*** Provided data

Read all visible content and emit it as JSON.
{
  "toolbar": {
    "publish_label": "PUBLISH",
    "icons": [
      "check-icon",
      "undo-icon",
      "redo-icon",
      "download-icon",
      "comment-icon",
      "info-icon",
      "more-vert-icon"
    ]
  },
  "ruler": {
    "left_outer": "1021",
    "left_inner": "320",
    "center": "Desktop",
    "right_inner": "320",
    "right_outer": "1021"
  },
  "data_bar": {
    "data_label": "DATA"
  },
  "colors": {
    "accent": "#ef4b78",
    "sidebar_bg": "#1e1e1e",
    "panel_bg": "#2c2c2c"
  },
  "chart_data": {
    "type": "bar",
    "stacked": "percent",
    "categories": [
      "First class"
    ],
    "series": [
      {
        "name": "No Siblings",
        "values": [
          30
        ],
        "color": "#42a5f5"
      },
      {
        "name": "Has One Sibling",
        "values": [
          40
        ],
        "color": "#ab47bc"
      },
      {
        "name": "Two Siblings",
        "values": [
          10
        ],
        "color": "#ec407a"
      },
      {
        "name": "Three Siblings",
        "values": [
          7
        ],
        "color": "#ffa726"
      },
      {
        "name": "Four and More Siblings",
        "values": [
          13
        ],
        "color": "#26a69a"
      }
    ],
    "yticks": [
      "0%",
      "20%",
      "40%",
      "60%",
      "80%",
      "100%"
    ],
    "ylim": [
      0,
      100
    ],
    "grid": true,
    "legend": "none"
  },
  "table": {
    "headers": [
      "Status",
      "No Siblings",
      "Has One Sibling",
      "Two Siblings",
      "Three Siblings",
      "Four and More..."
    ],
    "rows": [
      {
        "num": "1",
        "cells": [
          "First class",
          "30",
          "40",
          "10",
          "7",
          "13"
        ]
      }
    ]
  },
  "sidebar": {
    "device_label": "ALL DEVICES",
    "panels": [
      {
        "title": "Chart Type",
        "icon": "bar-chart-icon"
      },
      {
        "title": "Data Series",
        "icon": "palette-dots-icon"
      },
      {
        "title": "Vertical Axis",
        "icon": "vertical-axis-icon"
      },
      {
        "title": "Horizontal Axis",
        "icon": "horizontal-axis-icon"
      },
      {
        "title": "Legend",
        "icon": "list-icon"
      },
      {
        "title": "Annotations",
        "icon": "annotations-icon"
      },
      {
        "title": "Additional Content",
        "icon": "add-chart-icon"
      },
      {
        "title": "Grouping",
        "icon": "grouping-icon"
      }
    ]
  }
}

******

Exercise: Write out every line of the entries that holds the word "name".

Solved problem:
        "name": "No Siblings",
        "name": "Has One Sibling",
        "name": "Two Siblings",
        "name": "Three Siblings",
        "name": "Four and More Siblings",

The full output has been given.